DATA FOR THIS TASK:
--- Start ---
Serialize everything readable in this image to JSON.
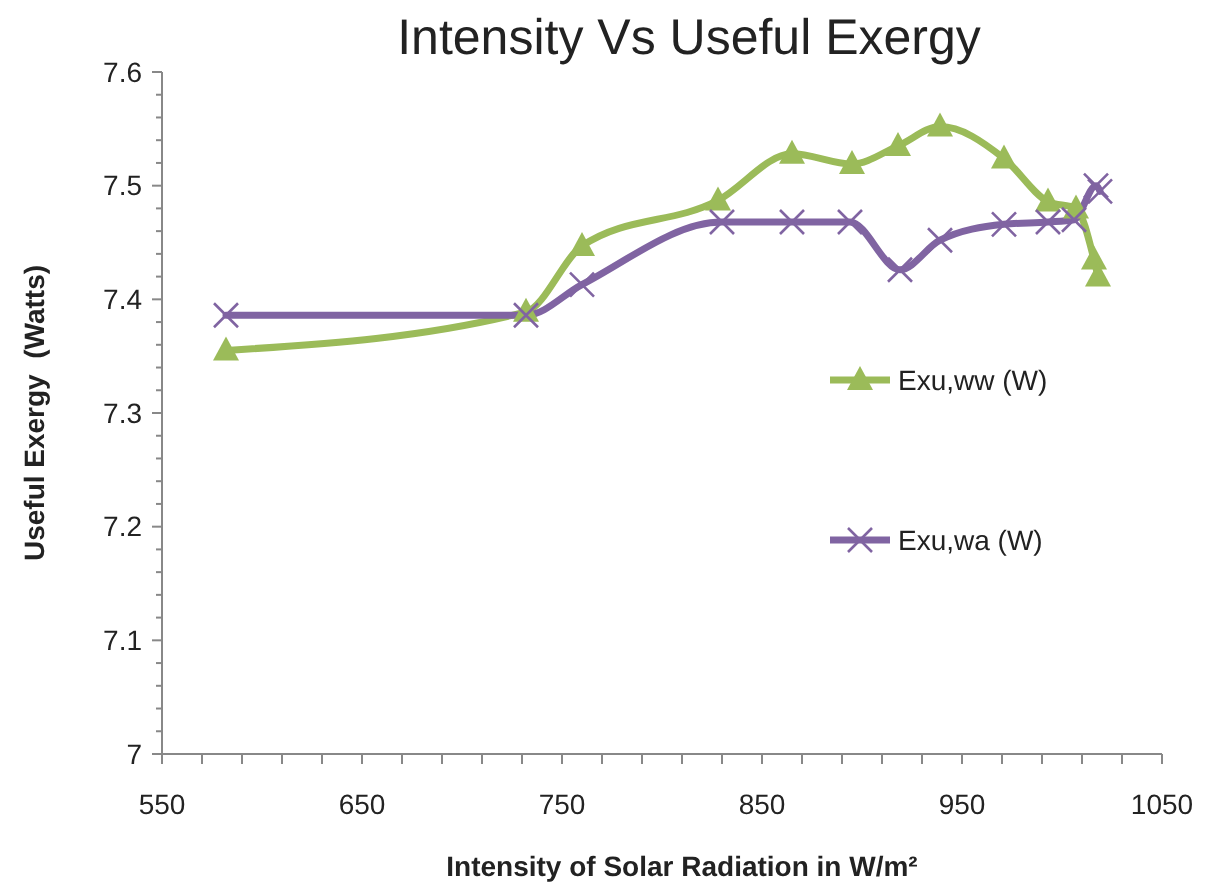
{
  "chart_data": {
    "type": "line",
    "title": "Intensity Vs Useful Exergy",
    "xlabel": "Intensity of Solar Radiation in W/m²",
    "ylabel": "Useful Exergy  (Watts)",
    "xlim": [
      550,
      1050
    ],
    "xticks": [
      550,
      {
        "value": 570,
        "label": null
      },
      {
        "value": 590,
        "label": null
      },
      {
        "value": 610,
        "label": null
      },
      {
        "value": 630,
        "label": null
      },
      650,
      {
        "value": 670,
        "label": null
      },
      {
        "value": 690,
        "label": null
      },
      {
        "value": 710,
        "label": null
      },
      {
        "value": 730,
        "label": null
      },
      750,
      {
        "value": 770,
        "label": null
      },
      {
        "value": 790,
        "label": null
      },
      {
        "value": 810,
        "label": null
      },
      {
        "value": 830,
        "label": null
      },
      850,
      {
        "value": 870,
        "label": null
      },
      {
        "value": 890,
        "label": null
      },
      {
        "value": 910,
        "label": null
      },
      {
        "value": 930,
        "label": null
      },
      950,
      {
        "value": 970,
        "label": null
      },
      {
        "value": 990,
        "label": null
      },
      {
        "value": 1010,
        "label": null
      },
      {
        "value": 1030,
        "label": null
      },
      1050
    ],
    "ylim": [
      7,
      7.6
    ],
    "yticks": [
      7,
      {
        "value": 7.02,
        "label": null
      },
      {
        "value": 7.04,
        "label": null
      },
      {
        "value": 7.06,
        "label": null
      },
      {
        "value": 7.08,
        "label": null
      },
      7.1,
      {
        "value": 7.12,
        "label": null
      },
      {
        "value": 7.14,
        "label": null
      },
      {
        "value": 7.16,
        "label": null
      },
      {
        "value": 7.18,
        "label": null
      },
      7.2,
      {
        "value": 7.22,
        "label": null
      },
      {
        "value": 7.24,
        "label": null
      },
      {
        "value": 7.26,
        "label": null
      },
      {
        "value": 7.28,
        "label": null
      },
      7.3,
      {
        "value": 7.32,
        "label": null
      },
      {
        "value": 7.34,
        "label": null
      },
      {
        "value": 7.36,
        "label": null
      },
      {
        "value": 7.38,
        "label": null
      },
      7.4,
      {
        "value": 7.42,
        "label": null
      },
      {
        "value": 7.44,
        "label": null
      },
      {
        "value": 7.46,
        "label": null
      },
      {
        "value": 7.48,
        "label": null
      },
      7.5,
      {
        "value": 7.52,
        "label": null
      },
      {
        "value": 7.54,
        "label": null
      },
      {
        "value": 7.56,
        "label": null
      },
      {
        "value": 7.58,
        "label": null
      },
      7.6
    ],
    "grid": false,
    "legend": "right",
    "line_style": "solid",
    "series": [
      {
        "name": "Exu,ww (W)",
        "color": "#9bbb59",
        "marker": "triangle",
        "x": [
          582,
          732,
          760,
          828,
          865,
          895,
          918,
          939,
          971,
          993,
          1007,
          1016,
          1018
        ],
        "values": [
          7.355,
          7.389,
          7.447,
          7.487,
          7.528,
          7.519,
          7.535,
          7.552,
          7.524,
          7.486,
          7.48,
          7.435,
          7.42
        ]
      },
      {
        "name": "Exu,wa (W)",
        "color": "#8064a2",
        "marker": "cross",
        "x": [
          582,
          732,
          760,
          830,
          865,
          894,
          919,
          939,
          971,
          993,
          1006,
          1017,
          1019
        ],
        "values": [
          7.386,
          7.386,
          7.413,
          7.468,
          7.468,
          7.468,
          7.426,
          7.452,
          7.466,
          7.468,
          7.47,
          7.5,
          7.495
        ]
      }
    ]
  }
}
--- End ---
DO THIS: Every entry above is to be set down exactly; the pictures are to be left out.

SOLUTION:
Serialize everything readable in this image to JSON.
{
  "chart_data": {
    "type": "line",
    "title": "Intensity Vs Useful Exergy",
    "xlabel": "Intensity of Solar Radiation in W/m²",
    "ylabel": "Useful Exergy  (Watts)",
    "xlim": [
      550,
      1050
    ],
    "xticks": [
      550,
      {
        "value": 570,
        "label": null
      },
      {
        "value": 590,
        "label": null
      },
      {
        "value": 610,
        "label": null
      },
      {
        "value": 630,
        "label": null
      },
      650,
      {
        "value": 670,
        "label": null
      },
      {
        "value": 690,
        "label": null
      },
      {
        "value": 710,
        "label": null
      },
      {
        "value": 730,
        "label": null
      },
      750,
      {
        "value": 770,
        "label": null
      },
      {
        "value": 790,
        "label": null
      },
      {
        "value": 810,
        "label": null
      },
      {
        "value": 830,
        "label": null
      },
      850,
      {
        "value": 870,
        "label": null
      },
      {
        "value": 890,
        "label": null
      },
      {
        "value": 910,
        "label": null
      },
      {
        "value": 930,
        "label": null
      },
      950,
      {
        "value": 970,
        "label": null
      },
      {
        "value": 990,
        "label": null
      },
      {
        "value": 1010,
        "label": null
      },
      {
        "value": 1030,
        "label": null
      },
      1050
    ],
    "ylim": [
      7,
      7.6
    ],
    "yticks": [
      7,
      {
        "value": 7.02,
        "label": null
      },
      {
        "value": 7.04,
        "label": null
      },
      {
        "value": 7.06,
        "label": null
      },
      {
        "value": 7.08,
        "label": null
      },
      7.1,
      {
        "value": 7.12,
        "label": null
      },
      {
        "value": 7.14,
        "label": null
      },
      {
        "value": 7.16,
        "label": null
      },
      {
        "value": 7.18,
        "label": null
      },
      7.2,
      {
        "value": 7.22,
        "label": null
      },
      {
        "value": 7.24,
        "label": null
      },
      {
        "value": 7.26,
        "label": null
      },
      {
        "value": 7.28,
        "label": null
      },
      7.3,
      {
        "value": 7.32,
        "label": null
      },
      {
        "value": 7.34,
        "label": null
      },
      {
        "value": 7.36,
        "label": null
      },
      {
        "value": 7.38,
        "label": null
      },
      7.4,
      {
        "value": 7.42,
        "label": null
      },
      {
        "value": 7.44,
        "label": null
      },
      {
        "value": 7.46,
        "label": null
      },
      {
        "value": 7.48,
        "label": null
      },
      7.5,
      {
        "value": 7.52,
        "label": null
      },
      {
        "value": 7.54,
        "label": null
      },
      {
        "value": 7.56,
        "label": null
      },
      {
        "value": 7.58,
        "label": null
      },
      7.6
    ],
    "grid": false,
    "legend": "right",
    "line_style": "solid",
    "series": [
      {
        "name": "Exu,ww (W)",
        "color": "#9bbb59",
        "marker": "triangle",
        "x": [
          582,
          732,
          760,
          828,
          865,
          895,
          918,
          939,
          971,
          993,
          1007,
          1016,
          1018
        ],
        "values": [
          7.355,
          7.389,
          7.447,
          7.487,
          7.528,
          7.519,
          7.535,
          7.552,
          7.524,
          7.486,
          7.48,
          7.435,
          7.42
        ]
      },
      {
        "name": "Exu,wa (W)",
        "color": "#8064a2",
        "marker": "cross",
        "x": [
          582,
          732,
          760,
          830,
          865,
          894,
          919,
          939,
          971,
          993,
          1006,
          1017,
          1019
        ],
        "values": [
          7.386,
          7.386,
          7.413,
          7.468,
          7.468,
          7.468,
          7.426,
          7.452,
          7.466,
          7.468,
          7.47,
          7.5,
          7.495
        ]
      }
    ]
  }
}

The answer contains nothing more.